Locate each line of the material that contains "народ", then return it.

Dataset extract =>
------------
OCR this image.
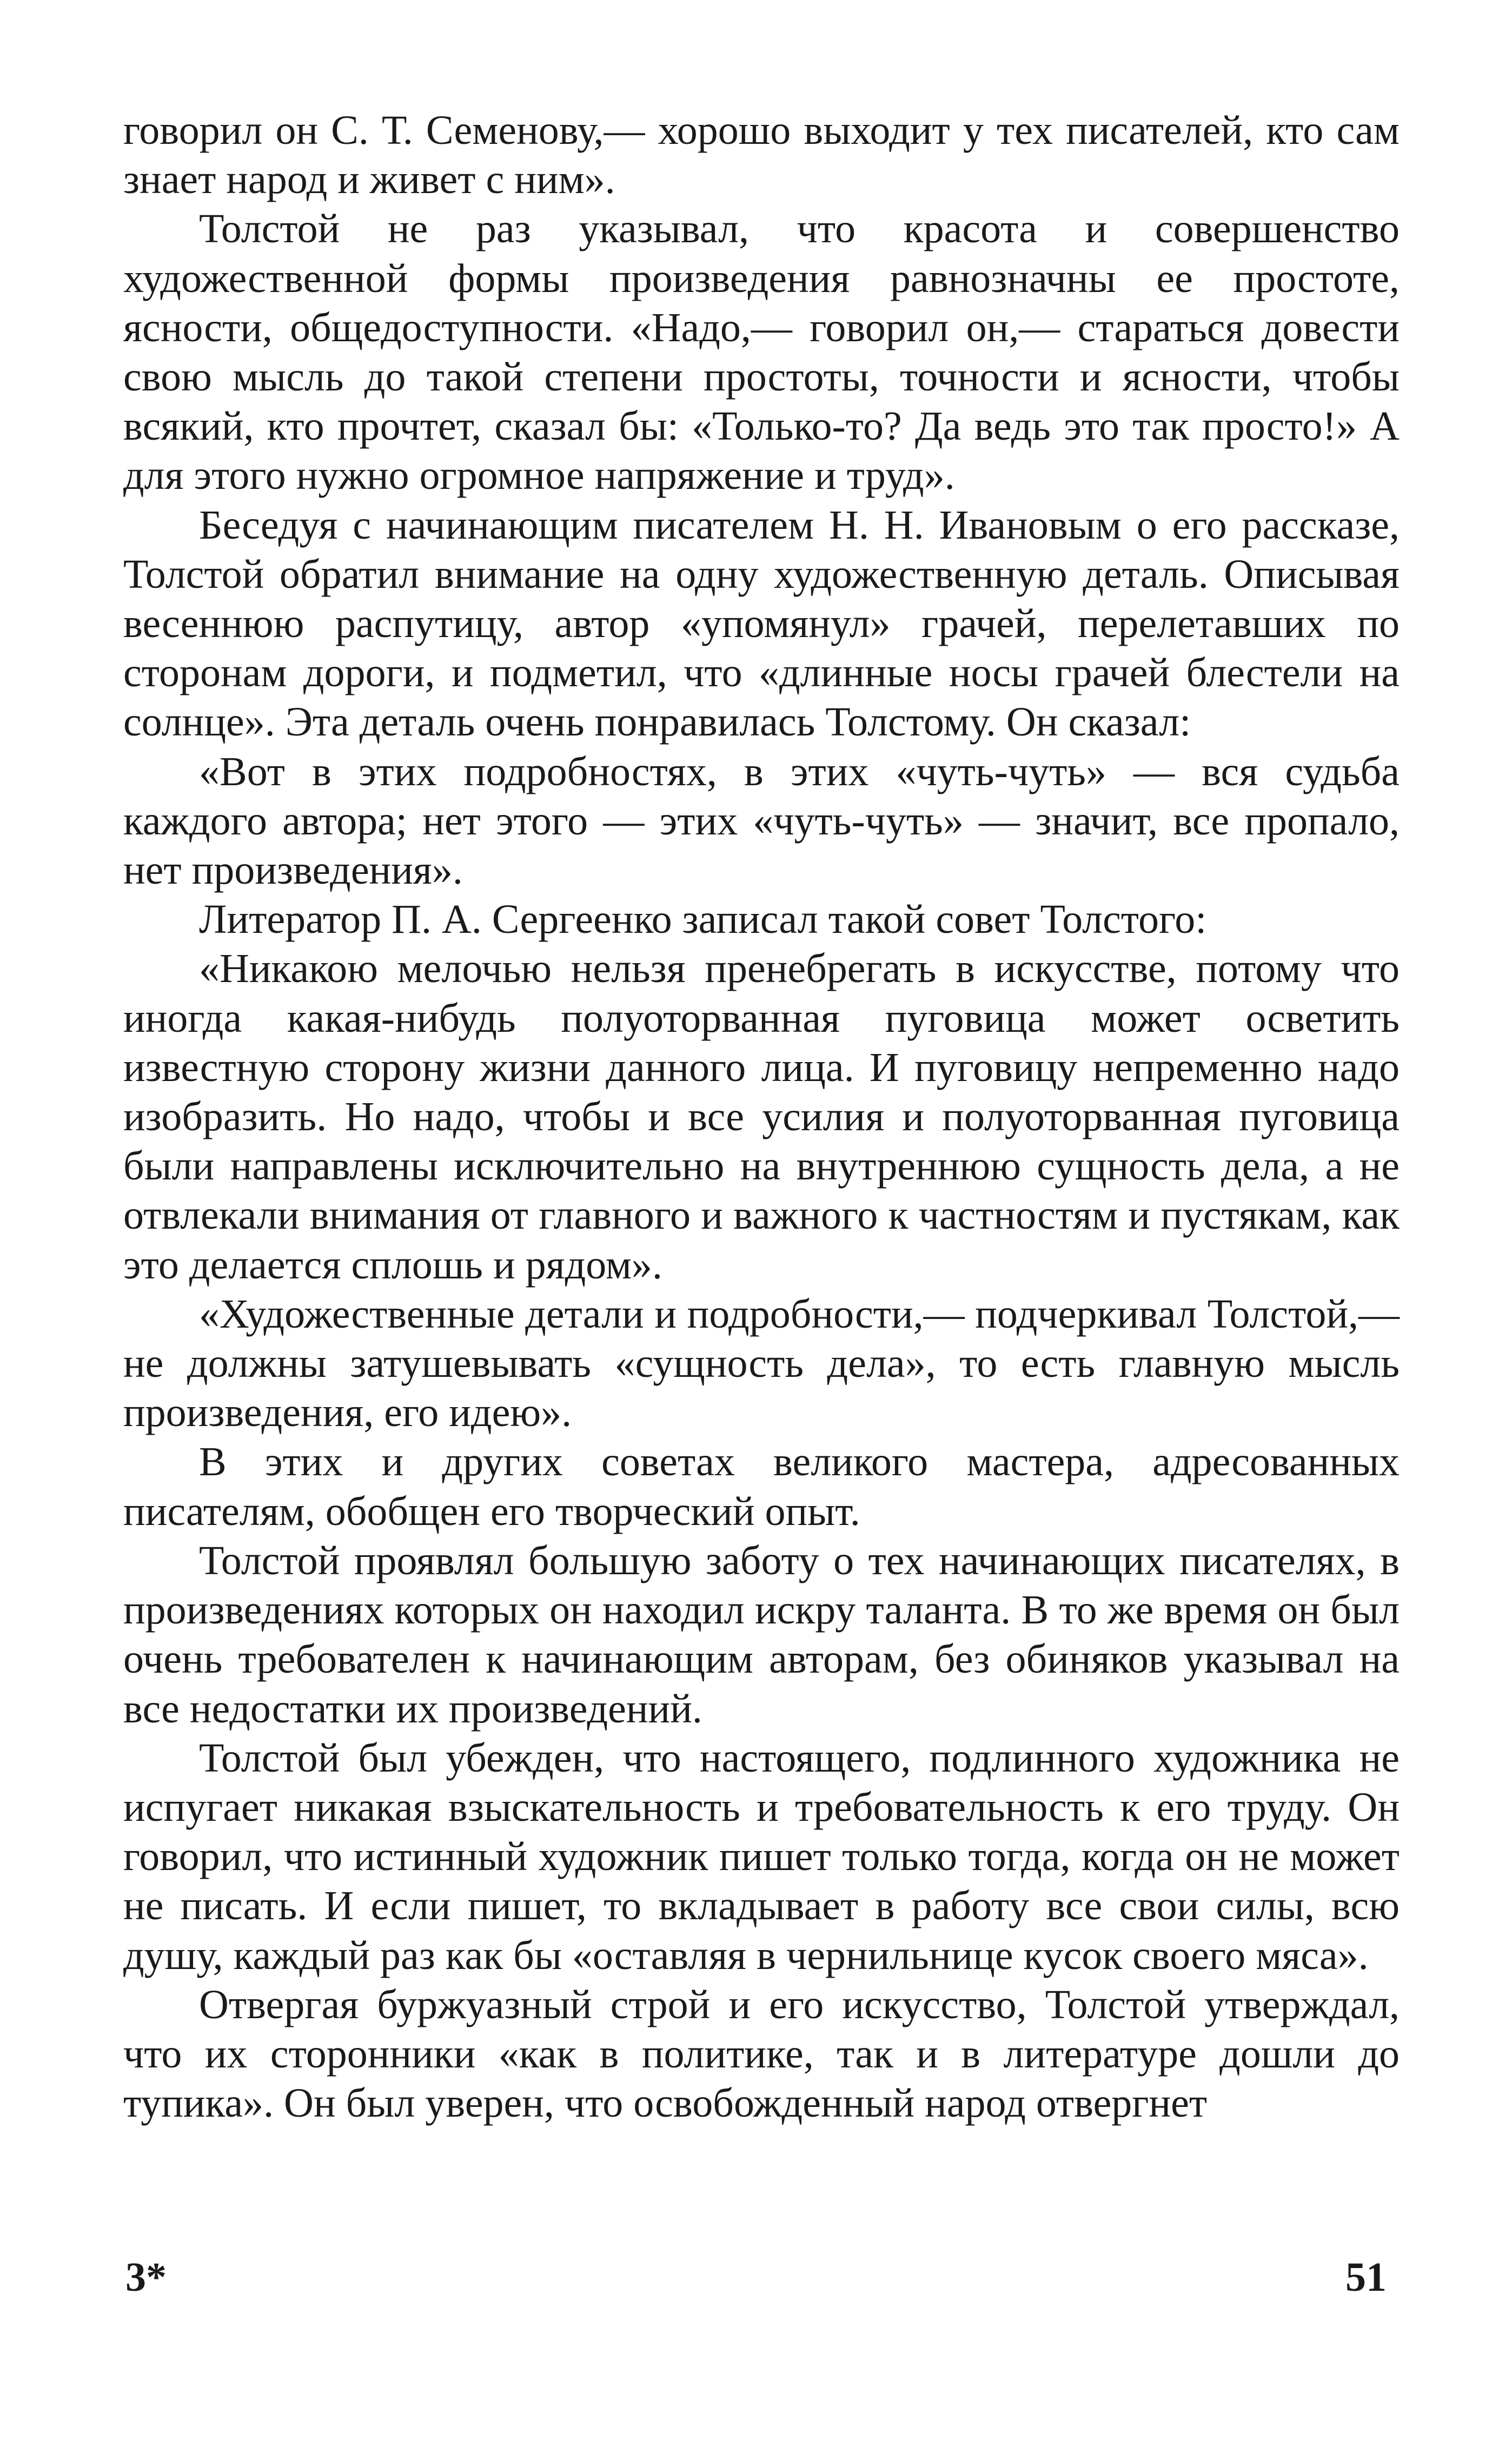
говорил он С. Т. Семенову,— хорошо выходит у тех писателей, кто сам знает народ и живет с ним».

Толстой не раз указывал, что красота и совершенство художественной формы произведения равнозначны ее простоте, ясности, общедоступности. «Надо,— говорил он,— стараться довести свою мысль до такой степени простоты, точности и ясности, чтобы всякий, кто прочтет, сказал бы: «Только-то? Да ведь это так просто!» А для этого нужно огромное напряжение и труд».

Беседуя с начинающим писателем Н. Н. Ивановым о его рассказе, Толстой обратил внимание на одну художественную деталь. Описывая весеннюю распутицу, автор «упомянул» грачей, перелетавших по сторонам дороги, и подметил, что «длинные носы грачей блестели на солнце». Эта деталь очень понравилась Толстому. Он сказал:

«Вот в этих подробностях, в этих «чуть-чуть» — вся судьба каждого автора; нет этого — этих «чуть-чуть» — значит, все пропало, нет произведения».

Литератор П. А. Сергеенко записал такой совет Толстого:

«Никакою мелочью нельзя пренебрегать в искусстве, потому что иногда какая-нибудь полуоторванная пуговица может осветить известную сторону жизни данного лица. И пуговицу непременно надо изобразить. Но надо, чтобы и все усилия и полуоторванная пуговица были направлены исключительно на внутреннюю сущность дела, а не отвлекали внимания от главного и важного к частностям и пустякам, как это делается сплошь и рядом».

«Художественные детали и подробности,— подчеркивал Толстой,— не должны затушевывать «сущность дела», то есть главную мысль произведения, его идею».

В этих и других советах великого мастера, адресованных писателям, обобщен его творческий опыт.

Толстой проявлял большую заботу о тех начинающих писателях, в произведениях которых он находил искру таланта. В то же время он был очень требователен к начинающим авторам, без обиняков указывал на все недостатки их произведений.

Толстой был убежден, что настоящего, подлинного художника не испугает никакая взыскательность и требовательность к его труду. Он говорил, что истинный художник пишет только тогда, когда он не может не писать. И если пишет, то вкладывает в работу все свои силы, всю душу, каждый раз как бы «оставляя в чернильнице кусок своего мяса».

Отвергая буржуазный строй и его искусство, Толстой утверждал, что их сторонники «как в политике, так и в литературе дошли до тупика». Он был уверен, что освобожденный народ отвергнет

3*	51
------------
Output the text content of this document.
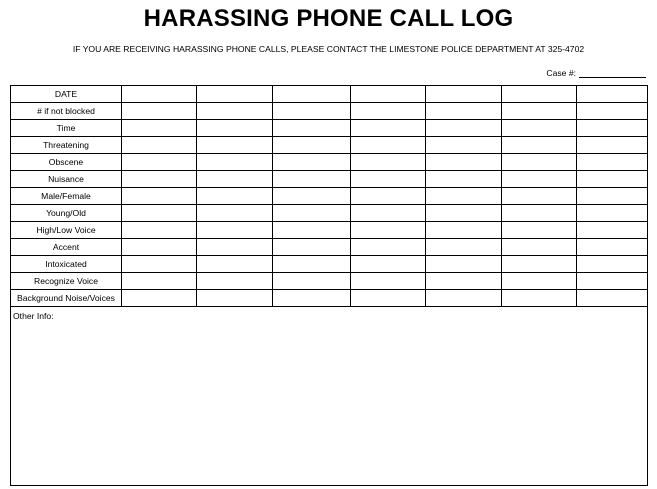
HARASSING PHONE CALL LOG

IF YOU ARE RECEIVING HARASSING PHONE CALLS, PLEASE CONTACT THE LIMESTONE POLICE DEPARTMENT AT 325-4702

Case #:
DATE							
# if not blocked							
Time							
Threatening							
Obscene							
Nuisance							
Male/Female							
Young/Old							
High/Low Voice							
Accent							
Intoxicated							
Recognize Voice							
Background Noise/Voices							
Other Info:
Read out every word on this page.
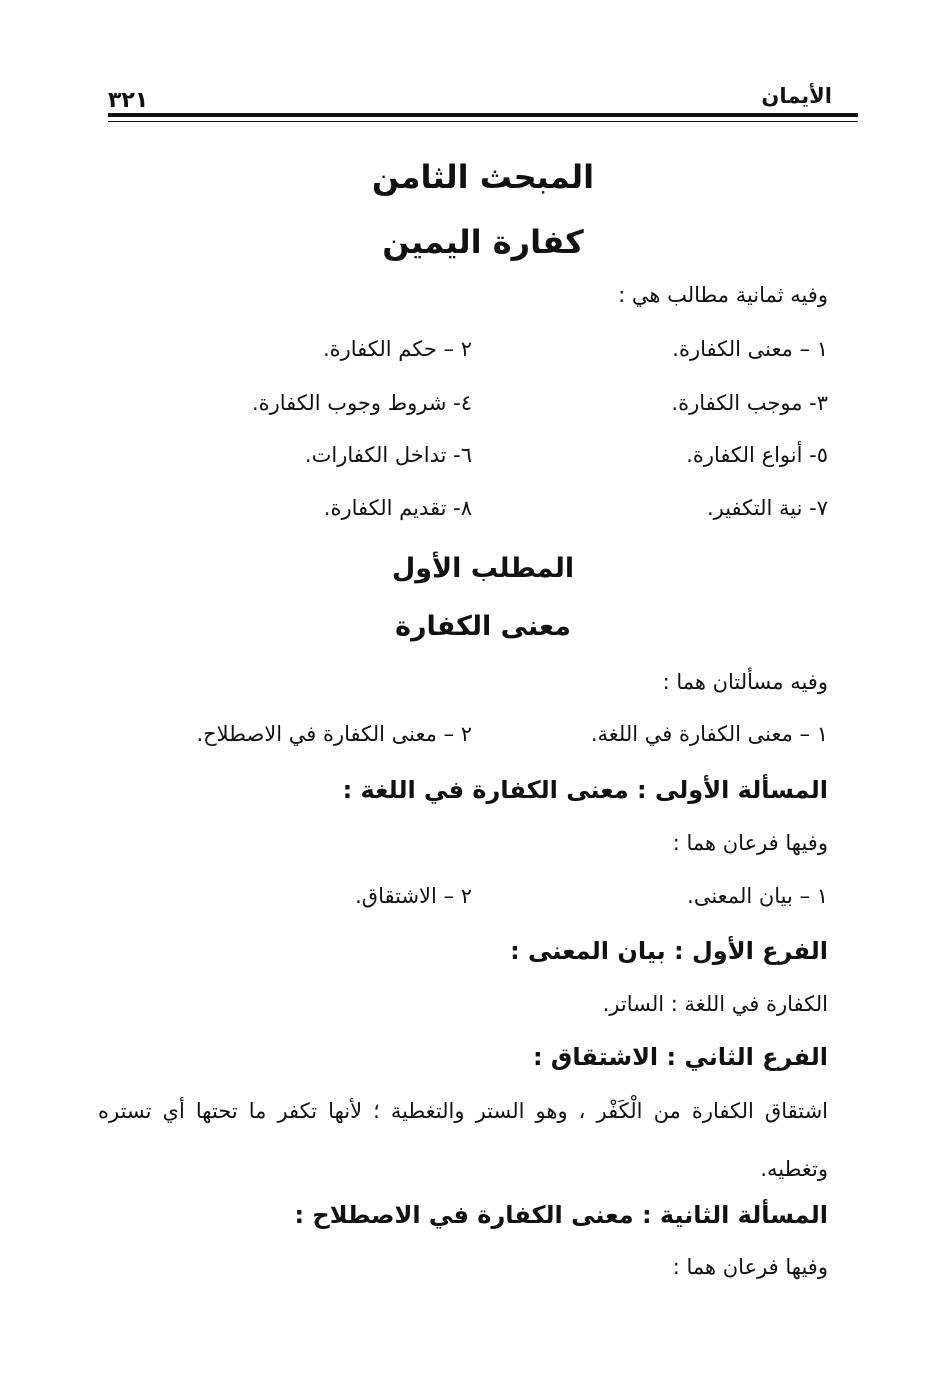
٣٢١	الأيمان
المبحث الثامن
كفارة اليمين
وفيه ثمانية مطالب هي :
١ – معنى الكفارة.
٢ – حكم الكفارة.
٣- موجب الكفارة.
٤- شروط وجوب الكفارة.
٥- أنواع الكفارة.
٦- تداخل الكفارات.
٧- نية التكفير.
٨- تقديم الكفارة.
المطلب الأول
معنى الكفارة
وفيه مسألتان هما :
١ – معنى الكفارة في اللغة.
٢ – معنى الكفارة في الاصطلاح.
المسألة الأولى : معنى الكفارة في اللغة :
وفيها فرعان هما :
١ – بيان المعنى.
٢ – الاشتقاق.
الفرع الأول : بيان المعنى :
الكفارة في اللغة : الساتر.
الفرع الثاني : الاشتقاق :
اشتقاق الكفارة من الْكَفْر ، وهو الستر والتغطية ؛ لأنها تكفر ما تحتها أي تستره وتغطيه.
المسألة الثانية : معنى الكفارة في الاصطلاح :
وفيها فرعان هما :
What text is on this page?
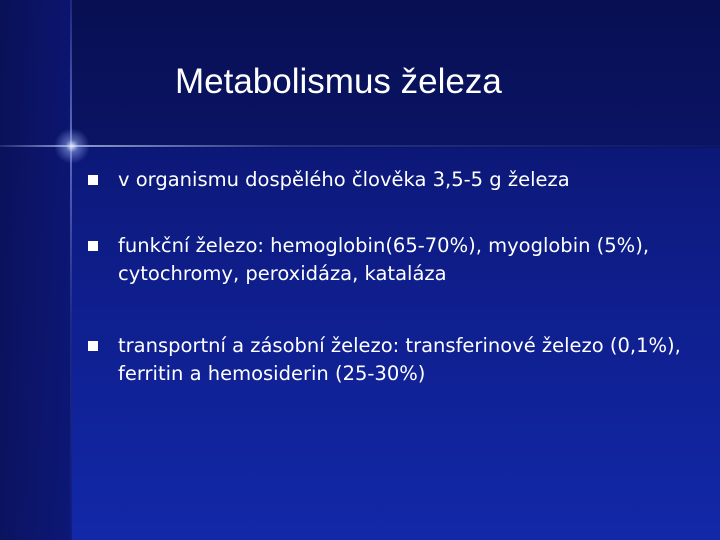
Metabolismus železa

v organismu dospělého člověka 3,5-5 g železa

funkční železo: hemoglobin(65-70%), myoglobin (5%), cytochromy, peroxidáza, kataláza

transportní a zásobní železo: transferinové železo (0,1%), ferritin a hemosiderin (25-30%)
------------
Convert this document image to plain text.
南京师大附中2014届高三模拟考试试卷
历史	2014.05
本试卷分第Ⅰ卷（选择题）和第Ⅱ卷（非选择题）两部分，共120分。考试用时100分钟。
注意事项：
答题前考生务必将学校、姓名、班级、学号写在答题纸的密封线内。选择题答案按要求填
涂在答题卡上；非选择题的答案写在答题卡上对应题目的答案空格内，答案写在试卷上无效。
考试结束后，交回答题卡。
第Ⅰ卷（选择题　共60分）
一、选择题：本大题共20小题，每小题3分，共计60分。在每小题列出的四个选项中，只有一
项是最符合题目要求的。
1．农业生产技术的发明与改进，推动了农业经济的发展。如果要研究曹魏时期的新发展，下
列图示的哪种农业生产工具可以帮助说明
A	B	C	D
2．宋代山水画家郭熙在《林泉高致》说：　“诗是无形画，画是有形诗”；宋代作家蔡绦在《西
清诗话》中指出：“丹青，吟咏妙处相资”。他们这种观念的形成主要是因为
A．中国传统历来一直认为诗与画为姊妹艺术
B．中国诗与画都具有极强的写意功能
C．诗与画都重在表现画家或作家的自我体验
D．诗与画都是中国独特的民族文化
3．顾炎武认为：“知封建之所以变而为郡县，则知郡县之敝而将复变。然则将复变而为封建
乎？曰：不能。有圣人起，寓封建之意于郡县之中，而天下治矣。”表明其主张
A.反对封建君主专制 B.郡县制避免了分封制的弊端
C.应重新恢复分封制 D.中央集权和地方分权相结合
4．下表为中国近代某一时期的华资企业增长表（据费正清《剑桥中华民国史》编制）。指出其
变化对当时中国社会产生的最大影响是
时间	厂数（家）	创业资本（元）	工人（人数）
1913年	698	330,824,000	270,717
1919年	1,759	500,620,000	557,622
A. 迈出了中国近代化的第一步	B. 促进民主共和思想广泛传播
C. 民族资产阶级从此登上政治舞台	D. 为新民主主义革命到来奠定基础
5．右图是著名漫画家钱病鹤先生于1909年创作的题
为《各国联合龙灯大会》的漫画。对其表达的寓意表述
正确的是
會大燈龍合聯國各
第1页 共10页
------------
Response to this exercise =>
говорил он С. Т. Семенову,— хорошо выходит у тех писателей, кто сам знает народ и живет с ним».
Отвергая буржуазный строй и его искусство, Толстой утверждал, что их сторонники «как в политике, так и в литературе дошли до тупика». Он был уверен, что освобожденный народ отвергнет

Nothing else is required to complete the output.